*Task requirements*
Give the listing below again in full, exactly as written.

*Source records*

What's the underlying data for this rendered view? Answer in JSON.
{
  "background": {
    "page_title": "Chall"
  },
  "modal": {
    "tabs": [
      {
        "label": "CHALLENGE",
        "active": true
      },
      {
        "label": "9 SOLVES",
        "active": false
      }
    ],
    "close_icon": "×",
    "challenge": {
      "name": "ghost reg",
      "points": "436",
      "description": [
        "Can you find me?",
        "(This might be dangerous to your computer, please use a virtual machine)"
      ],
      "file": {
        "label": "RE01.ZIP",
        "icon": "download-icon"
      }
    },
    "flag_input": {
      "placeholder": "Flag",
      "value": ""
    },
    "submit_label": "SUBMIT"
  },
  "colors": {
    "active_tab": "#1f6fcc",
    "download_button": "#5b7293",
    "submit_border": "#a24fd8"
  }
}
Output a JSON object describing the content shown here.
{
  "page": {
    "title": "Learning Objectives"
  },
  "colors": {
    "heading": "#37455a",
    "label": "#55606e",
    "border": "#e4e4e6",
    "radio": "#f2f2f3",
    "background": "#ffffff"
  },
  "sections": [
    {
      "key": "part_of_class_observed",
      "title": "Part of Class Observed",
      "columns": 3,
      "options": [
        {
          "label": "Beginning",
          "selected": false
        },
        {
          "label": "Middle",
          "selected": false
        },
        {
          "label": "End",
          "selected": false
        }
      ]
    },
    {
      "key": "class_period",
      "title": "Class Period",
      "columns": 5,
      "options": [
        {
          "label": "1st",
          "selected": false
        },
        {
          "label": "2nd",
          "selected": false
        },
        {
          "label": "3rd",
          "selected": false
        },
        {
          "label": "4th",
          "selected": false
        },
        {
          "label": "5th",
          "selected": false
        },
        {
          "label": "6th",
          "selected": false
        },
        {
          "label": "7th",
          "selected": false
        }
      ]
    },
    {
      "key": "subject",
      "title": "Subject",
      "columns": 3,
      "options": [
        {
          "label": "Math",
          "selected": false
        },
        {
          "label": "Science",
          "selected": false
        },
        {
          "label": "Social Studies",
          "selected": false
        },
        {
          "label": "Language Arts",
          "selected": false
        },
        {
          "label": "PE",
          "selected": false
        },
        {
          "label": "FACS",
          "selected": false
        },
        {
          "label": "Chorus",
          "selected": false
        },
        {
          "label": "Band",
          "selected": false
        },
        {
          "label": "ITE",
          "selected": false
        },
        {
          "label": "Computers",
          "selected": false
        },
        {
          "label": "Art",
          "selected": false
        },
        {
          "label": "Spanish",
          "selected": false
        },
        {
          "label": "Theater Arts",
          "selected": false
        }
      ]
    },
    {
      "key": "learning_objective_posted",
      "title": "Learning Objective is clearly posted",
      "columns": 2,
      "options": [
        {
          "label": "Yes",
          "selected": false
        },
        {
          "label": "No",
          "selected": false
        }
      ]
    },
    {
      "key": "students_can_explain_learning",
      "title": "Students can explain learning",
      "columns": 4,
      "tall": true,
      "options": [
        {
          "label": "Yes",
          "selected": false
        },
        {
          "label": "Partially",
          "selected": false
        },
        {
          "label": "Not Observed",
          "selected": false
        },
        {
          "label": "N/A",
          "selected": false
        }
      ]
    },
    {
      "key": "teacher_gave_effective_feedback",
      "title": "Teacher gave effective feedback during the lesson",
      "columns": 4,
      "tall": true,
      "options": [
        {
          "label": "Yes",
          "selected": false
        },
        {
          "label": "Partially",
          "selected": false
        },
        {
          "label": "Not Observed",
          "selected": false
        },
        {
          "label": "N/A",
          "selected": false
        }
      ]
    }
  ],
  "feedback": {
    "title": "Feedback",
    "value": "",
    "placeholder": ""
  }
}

*Exercise output*
What's the underlying data for this rendered view? Answer in JSON.
{
  "background": {
    "page_title": "Chall"
  },
  "modal": {
    "tabs": [
      {
        "label": "CHALLENGE",
        "active": true
      },
      {
        "label": "9 SOLVES",
        "active": false
      }
    ],
    "close_icon": "×",
    "challenge": {
      "name": "ghost reg",
      "points": "436",
      "description": [
        "Can you find me?",
        "(This might be dangerous to your computer, please use a virtual machine)"
      ],
      "file": {
        "label": "RE01.ZIP",
        "icon": "download-icon"
      }
    },
    "flag_input": {
      "placeholder": "Flag",
      "value": ""
    },
    "submit_label": "SUBMIT"
  },
  "colors": {
    "active_tab": "#1f6fcc",
    "download_button": "#5b7293",
    "submit_border": "#a24fd8"
  }
}
Output a JSON object describing the content shown here.
{
  "page": {
    "title": "Learning Objectives"
  },
  "colors": {
    "heading": "#37455a",
    "label": "#55606e",
    "border": "#e4e4e6",
    "radio": "#f2f2f3",
    "background": "#ffffff"
  },
  "sections": [
    {
      "key": "part_of_class_observed",
      "title": "Part of Class Observed",
      "columns": 3,
      "options": [
        {
          "label": "Beginning",
          "selected": false
        },
        {
          "label": "Middle",
          "selected": false
        },
        {
          "label": "End",
          "selected": false
        }
      ]
    },
    {
      "key": "class_period",
      "title": "Class Period",
      "columns": 5,
      "options": [
        {
          "label": "1st",
          "selected": false
        },
        {
          "label": "2nd",
          "selected": false
        },
        {
          "label": "3rd",
          "selected": false
        },
        {
          "label": "4th",
          "selected": false
        },
        {
          "label": "5th",
          "selected": false
        },
        {
          "label": "6th",
          "selected": false
        },
        {
          "label": "7th",
          "selected": false
        }
      ]
    },
    {
      "key": "subject",
      "title": "Subject",
      "columns": 3,
      "options": [
        {
          "label": "Math",
          "selected": false
        },
        {
          "label": "Science",
          "selected": false
        },
        {
          "label": "Social Studies",
          "selected": false
        },
        {
          "label": "Language Arts",
          "selected": false
        },
        {
          "label": "PE",
          "selected": false
        },
        {
          "label": "FACS",
          "selected": false
        },
        {
          "label": "Chorus",
          "selected": false
        },
        {
          "label": "Band",
          "selected": false
        },
        {
          "label": "ITE",
          "selected": false
        },
        {
          "label": "Computers",
          "selected": false
        },
        {
          "label": "Art",
          "selected": false
        },
        {
          "label": "Spanish",
          "selected": false
        },
        {
          "label": "Theater Arts",
          "selected": false
        }
      ]
    },
    {
      "key": "learning_objective_posted",
      "title": "Learning Objective is clearly posted",
      "columns": 2,
      "options": [
        {
          "label": "Yes",
          "selected": false
        },
        {
          "label": "No",
          "selected": false
        }
      ]
    },
    {
      "key": "students_can_explain_learning",
      "title": "Students can explain learning",
      "columns": 4,
      "tall": true,
      "options": [
        {
          "label": "Yes",
          "selected": false
        },
        {
          "label": "Partially",
          "selected": false
        },
        {
          "label": "Not Observed",
          "selected": false
        },
        {
          "label": "N/A",
          "selected": false
        }
      ]
    },
    {
      "key": "teacher_gave_effective_feedback",
      "title": "Teacher gave effective feedback during the lesson",
      "columns": 4,
      "tall": true,
      "options": [
        {
          "label": "Yes",
          "selected": false
        },
        {
          "label": "Partially",
          "selected": false
        },
        {
          "label": "Not Observed",
          "selected": false
        },
        {
          "label": "N/A",
          "selected": false
        }
      ]
    }
  ],
  "feedback": {
    "title": "Feedback",
    "value": "",
    "placeholder": ""
  }
}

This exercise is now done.